§ WHAT YOU ARE ASKED TO DO: Render the following material again verbatim, leaving nothing out.

(Stored data)
+-------+

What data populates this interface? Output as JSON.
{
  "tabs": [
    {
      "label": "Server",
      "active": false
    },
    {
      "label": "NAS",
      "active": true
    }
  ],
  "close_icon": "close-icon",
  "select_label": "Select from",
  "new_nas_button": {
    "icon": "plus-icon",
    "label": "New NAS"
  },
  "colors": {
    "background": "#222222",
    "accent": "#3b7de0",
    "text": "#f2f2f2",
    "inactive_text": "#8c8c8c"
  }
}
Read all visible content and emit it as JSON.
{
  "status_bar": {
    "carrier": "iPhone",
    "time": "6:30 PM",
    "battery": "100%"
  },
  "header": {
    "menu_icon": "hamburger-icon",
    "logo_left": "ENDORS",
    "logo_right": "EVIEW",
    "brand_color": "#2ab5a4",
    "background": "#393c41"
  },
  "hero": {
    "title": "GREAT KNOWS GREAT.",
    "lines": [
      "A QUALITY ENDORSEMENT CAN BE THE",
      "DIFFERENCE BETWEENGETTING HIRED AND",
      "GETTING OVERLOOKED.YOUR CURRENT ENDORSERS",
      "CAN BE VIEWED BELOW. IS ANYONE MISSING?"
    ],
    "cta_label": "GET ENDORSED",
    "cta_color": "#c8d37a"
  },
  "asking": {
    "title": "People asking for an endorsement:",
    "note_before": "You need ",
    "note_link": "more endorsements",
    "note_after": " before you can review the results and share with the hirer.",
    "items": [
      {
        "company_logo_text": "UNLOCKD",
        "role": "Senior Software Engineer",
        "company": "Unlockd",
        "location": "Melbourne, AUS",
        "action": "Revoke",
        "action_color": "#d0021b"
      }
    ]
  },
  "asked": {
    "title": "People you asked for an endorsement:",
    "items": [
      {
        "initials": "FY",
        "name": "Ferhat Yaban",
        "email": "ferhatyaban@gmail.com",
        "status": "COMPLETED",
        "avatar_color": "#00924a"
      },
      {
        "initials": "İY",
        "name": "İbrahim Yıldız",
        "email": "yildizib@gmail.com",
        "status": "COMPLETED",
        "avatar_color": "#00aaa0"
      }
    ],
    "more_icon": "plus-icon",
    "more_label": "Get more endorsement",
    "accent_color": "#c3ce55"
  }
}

+-------+

§ THE OUTPUT:
What data populates this interface? Output as JSON.
{
  "tabs": [
    {
      "label": "Server",
      "active": false
    },
    {
      "label": "NAS",
      "active": true
    }
  ],
  "close_icon": "close-icon",
  "select_label": "Select from",
  "new_nas_button": {
    "icon": "plus-icon",
    "label": "New NAS"
  },
  "colors": {
    "background": "#222222",
    "accent": "#3b7de0",
    "text": "#f2f2f2",
    "inactive_text": "#8c8c8c"
  }
}
Read all visible content and emit it as JSON.
{
  "status_bar": {
    "carrier": "iPhone",
    "time": "6:30 PM",
    "battery": "100%"
  },
  "header": {
    "menu_icon": "hamburger-icon",
    "logo_left": "ENDORS",
    "logo_right": "EVIEW",
    "brand_color": "#2ab5a4",
    "background": "#393c41"
  },
  "hero": {
    "title": "GREAT KNOWS GREAT.",
    "lines": [
      "A QUALITY ENDORSEMENT CAN BE THE",
      "DIFFERENCE BETWEENGETTING HIRED AND",
      "GETTING OVERLOOKED.YOUR CURRENT ENDORSERS",
      "CAN BE VIEWED BELOW. IS ANYONE MISSING?"
    ],
    "cta_label": "GET ENDORSED",
    "cta_color": "#c8d37a"
  },
  "asking": {
    "title": "People asking for an endorsement:",
    "note_before": "You need ",
    "note_link": "more endorsements",
    "note_after": " before you can review the results and share with the hirer.",
    "items": [
      {
        "company_logo_text": "UNLOCKD",
        "role": "Senior Software Engineer",
        "company": "Unlockd",
        "location": "Melbourne, AUS",
        "action": "Revoke",
        "action_color": "#d0021b"
      }
    ]
  },
  "asked": {
    "title": "People you asked for an endorsement:",
    "items": [
      {
        "initials": "FY",
        "name": "Ferhat Yaban",
        "email": "ferhatyaban@gmail.com",
        "status": "COMPLETED",
        "avatar_color": "#00924a"
      },
      {
        "initials": "İY",
        "name": "İbrahim Yıldız",
        "email": "yildizib@gmail.com",
        "status": "COMPLETED",
        "avatar_color": "#00aaa0"
      }
    ],
    "more_icon": "plus-icon",
    "more_label": "Get more endorsement",
    "accent_color": "#c3ce55"
  }
}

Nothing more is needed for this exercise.